» **Exercise data**
** START **

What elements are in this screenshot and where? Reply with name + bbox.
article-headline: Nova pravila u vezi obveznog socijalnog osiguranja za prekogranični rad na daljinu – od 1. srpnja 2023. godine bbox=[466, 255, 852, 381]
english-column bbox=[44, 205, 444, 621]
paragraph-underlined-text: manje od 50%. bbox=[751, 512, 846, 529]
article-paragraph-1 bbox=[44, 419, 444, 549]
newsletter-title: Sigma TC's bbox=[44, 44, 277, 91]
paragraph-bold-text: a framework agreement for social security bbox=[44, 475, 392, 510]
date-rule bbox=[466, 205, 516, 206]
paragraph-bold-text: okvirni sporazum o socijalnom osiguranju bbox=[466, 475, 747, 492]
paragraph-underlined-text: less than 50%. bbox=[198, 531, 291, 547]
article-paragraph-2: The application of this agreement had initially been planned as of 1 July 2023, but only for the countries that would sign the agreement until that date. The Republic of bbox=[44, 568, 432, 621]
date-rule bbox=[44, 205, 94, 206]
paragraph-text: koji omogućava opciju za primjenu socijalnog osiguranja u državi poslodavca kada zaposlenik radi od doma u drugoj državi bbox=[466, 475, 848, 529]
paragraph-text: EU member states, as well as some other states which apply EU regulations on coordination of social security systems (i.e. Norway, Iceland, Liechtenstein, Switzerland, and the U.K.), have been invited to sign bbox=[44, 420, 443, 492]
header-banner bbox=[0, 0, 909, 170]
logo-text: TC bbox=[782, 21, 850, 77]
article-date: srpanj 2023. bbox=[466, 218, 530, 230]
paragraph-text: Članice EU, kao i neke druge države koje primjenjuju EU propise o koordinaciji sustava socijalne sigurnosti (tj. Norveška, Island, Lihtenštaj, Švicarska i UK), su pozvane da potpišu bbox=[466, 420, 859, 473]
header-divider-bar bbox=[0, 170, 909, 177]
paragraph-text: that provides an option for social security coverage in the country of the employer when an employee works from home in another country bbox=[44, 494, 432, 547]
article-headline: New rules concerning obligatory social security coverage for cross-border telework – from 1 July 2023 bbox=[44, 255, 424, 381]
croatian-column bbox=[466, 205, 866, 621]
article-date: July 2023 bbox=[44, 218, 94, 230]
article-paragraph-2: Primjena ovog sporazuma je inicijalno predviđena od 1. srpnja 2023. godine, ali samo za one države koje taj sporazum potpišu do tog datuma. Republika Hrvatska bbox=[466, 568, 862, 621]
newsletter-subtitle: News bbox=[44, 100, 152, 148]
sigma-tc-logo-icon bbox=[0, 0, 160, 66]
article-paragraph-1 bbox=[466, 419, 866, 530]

** END **

» **Task requirements**
Reproduce the records verbatim, from the start through the line that contains "date-rule bbox=[44, 205, 94, 206]", including both ends.

» **Written response**
What elements are in this screenshot and where? Reply with name + bbox.
article-headline: Nova pravila u vezi obveznog socijalnog osiguranja za prekogranični rad na daljinu – od 1. srpnja 2023. godine bbox=[466, 255, 852, 381]
english-column bbox=[44, 205, 444, 621]
paragraph-underlined-text: manje od 50%. bbox=[751, 512, 846, 529]
article-paragraph-1 bbox=[44, 419, 444, 549]
newsletter-title: Sigma TC's bbox=[44, 44, 277, 91]
paragraph-bold-text: a framework agreement for social security bbox=[44, 475, 392, 510]
date-rule bbox=[466, 205, 516, 206]
paragraph-bold-text: okvirni sporazum o socijalnom osiguranju bbox=[466, 475, 747, 492]
paragraph-underlined-text: less than 50%. bbox=[198, 531, 291, 547]
article-paragraph-2: The application of this agreement had initially been planned as of 1 July 2023, but only for the countries that would sign the agreement until that date. The Republic of bbox=[44, 568, 432, 621]
date-rule bbox=[44, 205, 94, 206]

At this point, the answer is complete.